> _What is required_:
Wherever a line in the data below holds "preparation", copy that line.

> _Input data_:

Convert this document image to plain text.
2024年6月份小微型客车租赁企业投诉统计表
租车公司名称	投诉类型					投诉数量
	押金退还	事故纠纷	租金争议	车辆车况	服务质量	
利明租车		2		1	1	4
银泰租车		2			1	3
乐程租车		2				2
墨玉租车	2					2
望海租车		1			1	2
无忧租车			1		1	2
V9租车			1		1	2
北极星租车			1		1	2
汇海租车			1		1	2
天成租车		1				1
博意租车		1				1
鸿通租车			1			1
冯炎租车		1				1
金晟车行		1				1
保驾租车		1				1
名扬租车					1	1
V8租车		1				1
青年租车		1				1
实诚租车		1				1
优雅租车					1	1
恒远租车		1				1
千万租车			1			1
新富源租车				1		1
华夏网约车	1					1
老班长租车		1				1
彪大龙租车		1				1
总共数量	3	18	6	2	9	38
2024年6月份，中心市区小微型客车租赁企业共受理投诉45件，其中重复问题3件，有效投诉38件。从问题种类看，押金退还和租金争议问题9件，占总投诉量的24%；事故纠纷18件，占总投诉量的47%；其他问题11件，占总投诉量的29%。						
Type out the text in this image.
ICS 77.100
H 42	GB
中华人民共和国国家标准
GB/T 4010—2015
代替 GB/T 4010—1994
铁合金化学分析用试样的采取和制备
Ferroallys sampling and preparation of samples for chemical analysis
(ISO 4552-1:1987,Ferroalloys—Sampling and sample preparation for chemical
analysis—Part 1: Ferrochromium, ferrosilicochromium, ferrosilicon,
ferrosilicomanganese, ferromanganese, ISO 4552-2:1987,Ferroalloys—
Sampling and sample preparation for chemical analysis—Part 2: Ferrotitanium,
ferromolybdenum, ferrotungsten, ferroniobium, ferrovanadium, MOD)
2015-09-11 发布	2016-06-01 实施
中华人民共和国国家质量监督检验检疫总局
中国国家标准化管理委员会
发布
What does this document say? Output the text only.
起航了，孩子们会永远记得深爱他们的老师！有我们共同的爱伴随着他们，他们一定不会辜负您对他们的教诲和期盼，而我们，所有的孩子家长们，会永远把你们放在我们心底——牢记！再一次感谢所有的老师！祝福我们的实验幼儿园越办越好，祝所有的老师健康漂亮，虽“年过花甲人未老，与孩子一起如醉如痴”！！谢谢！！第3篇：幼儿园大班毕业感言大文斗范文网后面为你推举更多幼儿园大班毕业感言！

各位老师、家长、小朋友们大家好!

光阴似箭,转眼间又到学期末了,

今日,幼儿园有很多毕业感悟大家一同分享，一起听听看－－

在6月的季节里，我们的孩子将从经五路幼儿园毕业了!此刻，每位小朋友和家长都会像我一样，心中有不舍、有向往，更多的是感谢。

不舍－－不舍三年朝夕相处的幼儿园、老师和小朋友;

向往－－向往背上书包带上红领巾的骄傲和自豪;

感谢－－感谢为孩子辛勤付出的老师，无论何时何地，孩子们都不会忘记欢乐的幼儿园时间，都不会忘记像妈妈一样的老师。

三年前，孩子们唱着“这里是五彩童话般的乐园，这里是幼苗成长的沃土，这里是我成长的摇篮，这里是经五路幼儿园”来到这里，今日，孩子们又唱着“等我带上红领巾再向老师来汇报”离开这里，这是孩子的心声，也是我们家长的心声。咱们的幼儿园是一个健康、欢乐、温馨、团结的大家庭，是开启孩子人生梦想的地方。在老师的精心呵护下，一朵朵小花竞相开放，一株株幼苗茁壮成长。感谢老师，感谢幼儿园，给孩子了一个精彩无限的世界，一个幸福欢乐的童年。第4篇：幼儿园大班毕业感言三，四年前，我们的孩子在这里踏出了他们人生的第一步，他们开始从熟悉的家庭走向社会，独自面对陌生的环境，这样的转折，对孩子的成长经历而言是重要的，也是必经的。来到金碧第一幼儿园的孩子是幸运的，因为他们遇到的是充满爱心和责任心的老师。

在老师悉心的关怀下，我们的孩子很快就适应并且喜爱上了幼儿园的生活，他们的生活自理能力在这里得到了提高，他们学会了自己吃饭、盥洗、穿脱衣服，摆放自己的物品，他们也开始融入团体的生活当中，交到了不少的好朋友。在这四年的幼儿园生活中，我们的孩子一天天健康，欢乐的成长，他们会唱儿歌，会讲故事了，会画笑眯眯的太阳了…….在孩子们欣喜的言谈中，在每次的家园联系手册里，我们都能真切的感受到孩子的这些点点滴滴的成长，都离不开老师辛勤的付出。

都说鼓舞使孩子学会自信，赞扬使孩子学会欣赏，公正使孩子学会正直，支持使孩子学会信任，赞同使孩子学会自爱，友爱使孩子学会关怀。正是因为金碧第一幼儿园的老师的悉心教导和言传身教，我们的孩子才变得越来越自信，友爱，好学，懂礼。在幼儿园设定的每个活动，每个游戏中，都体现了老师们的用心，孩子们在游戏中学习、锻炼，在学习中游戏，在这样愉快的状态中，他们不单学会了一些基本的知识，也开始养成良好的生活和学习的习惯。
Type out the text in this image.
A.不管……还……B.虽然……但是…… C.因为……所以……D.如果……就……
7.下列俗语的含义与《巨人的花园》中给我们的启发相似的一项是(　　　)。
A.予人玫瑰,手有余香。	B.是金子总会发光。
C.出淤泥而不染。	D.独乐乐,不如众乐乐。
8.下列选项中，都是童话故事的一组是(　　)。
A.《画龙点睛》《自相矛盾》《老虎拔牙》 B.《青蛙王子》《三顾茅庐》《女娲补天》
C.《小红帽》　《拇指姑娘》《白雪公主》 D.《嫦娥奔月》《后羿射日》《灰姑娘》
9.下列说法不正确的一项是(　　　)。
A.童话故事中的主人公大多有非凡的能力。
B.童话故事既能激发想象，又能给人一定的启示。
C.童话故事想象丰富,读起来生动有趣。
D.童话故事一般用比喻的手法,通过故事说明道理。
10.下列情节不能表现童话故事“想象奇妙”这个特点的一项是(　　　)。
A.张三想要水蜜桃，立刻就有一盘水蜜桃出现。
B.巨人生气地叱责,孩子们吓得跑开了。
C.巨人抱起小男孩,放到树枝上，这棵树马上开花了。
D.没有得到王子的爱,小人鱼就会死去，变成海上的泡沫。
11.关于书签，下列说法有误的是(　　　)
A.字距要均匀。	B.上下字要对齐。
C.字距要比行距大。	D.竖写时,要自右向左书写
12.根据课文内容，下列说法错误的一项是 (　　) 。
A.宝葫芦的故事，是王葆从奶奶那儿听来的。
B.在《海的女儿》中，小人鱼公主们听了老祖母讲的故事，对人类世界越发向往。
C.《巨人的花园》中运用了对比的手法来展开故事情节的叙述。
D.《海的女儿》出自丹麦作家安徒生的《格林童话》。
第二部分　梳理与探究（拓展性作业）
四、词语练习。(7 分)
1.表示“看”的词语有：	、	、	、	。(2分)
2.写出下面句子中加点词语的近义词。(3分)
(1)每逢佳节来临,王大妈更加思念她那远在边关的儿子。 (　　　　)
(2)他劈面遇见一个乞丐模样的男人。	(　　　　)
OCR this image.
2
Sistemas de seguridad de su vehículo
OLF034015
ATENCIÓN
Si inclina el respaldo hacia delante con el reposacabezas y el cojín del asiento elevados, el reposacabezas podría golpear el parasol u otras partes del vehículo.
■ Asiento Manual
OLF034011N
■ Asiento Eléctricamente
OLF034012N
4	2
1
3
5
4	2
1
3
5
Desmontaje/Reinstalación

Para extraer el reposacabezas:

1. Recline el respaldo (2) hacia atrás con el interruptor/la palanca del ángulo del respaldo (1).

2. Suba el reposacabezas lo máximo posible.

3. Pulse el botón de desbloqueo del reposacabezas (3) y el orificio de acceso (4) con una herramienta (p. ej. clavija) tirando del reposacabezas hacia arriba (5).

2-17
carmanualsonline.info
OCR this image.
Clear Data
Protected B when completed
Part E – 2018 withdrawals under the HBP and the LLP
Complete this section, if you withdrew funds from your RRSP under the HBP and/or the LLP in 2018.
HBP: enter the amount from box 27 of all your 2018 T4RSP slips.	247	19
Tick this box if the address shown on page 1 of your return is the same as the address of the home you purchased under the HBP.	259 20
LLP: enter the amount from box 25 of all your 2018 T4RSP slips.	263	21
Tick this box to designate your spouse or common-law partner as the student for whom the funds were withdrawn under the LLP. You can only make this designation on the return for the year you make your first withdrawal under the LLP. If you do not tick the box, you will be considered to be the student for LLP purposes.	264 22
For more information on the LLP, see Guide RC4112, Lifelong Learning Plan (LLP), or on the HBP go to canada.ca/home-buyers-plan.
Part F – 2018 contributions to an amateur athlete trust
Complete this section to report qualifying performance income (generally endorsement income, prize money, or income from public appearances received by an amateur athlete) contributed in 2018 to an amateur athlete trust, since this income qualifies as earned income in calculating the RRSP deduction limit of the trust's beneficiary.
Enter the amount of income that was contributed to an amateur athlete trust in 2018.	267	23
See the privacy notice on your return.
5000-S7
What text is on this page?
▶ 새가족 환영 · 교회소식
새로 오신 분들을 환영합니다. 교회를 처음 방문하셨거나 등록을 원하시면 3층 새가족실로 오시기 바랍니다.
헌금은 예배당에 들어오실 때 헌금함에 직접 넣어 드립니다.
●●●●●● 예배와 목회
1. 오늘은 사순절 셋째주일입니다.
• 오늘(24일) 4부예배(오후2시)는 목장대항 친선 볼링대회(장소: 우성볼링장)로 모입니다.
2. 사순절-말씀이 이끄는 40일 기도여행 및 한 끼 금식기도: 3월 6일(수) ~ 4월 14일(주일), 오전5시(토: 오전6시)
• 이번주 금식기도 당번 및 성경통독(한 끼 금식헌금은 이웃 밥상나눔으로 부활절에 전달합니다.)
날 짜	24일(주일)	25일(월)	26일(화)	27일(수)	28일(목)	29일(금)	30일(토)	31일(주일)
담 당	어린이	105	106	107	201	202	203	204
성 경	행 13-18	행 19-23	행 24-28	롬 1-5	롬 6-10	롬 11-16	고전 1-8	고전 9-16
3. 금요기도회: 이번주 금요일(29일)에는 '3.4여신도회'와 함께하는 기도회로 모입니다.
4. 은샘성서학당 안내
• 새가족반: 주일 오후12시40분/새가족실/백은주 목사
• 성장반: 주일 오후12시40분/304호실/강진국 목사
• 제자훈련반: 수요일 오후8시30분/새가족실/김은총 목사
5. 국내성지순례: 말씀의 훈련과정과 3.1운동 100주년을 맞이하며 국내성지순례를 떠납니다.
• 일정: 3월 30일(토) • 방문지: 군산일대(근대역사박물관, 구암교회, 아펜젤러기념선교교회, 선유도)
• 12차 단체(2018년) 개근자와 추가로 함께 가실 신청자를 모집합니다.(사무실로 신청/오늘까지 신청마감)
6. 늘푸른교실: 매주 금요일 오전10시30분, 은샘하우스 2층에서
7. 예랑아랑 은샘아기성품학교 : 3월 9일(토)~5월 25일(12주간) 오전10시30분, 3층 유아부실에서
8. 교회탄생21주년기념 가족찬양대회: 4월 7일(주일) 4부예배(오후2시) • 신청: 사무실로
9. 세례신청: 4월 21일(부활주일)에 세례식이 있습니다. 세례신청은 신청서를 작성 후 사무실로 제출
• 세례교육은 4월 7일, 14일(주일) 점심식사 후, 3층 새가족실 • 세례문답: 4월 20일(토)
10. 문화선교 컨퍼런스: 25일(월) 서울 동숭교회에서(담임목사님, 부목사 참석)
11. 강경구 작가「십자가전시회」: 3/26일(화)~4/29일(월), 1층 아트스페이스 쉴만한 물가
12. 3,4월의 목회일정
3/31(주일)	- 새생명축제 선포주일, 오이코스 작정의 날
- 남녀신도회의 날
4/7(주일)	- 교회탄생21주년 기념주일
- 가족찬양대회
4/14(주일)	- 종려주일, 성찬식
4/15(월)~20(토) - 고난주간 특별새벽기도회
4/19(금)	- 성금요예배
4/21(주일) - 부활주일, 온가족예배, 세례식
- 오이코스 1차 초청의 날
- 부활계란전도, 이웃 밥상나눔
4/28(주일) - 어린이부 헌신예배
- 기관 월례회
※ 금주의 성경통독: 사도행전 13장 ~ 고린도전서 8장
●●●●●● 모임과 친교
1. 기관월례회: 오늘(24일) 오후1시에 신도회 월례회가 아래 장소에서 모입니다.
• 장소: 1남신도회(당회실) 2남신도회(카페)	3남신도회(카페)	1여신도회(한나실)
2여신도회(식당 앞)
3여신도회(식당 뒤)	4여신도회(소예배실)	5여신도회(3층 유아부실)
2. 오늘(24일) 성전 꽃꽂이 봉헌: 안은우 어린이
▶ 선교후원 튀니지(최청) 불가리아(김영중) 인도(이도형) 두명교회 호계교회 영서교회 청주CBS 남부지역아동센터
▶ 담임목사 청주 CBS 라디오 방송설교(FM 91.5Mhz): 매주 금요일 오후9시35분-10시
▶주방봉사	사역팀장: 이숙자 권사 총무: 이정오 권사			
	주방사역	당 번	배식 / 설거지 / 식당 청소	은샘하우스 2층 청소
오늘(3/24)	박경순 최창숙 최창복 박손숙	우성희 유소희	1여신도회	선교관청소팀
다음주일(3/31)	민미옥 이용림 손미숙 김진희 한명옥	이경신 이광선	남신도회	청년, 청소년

> _Written solution_:
Ferroallys sampling and preparation of samples for chemical analysis
(ISO 4552-1:1987,Ferroalloys—Sampling and sample preparation for chemical
Sampling and sample preparation for chemical analysis—Part 2: Ferrotitanium,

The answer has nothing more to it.